• Records of where elements appear on the page

******

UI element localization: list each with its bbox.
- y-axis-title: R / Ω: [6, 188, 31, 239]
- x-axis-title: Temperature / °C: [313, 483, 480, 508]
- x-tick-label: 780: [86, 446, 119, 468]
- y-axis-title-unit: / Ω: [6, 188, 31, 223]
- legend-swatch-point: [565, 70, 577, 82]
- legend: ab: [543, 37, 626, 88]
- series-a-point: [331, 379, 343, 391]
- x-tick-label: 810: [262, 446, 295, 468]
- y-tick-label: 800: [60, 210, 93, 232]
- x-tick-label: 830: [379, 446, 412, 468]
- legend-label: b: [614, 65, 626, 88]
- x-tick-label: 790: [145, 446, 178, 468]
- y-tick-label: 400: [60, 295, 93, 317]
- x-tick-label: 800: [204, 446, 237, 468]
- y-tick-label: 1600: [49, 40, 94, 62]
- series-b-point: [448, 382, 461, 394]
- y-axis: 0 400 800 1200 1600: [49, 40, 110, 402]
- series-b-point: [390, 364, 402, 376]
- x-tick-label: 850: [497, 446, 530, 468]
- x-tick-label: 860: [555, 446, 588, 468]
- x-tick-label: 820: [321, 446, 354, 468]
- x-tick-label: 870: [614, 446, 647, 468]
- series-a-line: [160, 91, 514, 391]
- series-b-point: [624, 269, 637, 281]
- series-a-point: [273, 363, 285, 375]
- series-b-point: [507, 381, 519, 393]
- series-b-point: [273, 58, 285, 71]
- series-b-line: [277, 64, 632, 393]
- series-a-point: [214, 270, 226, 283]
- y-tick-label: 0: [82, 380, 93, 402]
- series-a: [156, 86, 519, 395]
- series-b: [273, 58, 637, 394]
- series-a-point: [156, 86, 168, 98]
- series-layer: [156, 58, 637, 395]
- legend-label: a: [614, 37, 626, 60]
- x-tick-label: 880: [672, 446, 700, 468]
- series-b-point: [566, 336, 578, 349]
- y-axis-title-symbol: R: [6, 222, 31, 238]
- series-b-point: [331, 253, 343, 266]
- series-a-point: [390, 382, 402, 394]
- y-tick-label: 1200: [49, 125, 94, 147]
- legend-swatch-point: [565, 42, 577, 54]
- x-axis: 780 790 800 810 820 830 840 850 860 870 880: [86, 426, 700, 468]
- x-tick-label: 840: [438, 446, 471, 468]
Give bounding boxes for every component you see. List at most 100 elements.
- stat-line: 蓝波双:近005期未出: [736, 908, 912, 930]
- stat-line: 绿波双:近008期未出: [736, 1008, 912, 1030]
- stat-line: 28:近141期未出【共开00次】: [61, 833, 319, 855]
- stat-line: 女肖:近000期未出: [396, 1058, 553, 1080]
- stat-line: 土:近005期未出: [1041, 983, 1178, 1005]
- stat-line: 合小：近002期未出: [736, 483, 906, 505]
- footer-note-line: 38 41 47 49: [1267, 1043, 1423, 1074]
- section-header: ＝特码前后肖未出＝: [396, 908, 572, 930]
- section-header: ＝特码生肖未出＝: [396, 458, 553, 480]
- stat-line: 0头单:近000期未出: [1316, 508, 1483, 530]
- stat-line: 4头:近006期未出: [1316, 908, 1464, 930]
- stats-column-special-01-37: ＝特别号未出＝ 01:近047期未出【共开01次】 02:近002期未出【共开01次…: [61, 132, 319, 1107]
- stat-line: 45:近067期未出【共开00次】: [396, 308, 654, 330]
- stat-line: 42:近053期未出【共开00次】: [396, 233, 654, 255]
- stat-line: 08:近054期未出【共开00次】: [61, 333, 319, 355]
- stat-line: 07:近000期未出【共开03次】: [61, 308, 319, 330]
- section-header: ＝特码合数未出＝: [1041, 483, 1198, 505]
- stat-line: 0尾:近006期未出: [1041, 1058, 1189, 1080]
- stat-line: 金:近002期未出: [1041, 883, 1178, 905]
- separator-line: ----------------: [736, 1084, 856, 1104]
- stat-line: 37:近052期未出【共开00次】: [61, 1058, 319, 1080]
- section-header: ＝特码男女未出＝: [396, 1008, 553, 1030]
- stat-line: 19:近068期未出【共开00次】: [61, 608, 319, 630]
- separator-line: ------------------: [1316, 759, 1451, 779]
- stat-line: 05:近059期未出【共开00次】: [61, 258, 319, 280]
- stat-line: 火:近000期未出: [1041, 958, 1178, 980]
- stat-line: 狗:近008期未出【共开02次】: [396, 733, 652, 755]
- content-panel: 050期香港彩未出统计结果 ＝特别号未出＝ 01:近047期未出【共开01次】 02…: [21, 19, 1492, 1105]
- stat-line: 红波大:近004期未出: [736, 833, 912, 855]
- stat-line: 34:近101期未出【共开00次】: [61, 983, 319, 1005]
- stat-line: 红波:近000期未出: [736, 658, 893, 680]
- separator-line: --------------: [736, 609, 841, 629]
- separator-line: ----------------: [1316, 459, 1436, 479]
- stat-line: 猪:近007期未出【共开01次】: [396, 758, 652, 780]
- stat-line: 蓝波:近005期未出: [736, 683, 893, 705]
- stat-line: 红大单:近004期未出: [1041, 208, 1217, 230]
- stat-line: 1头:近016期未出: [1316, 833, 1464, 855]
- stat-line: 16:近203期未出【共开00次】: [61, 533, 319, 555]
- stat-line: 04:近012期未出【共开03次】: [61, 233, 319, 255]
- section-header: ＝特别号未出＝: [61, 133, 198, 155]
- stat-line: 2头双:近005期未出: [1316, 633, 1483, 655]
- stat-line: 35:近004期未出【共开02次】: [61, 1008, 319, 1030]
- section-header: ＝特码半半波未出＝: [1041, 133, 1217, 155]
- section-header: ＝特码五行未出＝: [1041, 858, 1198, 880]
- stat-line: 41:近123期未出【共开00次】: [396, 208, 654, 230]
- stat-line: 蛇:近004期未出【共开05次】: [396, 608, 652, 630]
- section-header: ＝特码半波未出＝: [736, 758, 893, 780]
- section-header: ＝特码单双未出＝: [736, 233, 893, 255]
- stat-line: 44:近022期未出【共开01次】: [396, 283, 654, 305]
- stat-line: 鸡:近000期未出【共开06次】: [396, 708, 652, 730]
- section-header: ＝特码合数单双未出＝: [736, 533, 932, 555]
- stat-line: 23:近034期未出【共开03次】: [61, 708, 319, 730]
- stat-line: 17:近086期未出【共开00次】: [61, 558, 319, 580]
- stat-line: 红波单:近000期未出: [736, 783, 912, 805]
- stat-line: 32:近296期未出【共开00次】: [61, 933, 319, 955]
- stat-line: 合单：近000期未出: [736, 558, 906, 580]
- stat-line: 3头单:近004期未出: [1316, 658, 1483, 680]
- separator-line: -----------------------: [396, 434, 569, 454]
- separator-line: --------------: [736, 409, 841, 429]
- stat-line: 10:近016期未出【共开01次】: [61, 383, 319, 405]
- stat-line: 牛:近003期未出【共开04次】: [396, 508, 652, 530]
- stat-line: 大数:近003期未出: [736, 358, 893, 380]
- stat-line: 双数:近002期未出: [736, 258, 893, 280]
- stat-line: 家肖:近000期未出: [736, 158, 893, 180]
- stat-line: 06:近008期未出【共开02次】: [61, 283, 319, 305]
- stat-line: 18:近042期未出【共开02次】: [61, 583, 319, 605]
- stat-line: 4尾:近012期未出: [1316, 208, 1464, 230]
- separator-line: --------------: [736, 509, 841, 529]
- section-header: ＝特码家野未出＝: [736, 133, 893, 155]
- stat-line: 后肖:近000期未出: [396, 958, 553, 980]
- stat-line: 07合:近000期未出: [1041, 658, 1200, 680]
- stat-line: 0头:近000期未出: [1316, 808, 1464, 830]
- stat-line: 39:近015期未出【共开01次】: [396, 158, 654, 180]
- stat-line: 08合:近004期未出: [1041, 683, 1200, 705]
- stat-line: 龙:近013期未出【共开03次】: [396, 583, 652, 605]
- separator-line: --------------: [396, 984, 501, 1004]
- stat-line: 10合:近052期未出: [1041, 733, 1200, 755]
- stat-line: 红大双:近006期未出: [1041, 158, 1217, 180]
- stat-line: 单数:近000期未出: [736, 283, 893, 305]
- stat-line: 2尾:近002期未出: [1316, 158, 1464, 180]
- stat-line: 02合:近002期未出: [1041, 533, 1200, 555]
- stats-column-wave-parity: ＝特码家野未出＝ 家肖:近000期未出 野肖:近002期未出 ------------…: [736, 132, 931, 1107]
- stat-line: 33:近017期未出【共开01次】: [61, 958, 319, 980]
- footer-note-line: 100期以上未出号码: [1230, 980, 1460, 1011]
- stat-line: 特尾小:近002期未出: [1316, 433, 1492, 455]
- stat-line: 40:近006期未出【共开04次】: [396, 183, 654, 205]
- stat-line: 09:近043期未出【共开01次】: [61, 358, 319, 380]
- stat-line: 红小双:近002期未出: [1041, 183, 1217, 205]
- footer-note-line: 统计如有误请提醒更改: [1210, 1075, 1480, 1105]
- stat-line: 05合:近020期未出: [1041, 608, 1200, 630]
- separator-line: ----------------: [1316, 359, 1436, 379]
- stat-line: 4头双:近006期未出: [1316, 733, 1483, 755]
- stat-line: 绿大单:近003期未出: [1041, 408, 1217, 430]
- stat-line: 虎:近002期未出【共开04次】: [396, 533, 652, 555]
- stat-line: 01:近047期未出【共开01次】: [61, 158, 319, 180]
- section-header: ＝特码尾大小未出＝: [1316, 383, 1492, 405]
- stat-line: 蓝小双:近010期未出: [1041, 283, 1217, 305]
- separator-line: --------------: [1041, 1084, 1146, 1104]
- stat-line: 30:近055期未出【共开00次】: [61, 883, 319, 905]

******

• Requirements
Repeat the rows from the start of the records through the line containing "- legend-swatch-point: [565, 70, 577, 82]", including both ends.

• Task result
UI element localization: list each with its bbox.
- y-axis-title: R / Ω: [6, 188, 31, 239]
- x-axis-title: Temperature / °C: [313, 483, 480, 508]
- x-tick-label: 780: [86, 446, 119, 468]
- y-axis-title-unit: / Ω: [6, 188, 31, 223]
- legend-swatch-point: [565, 70, 577, 82]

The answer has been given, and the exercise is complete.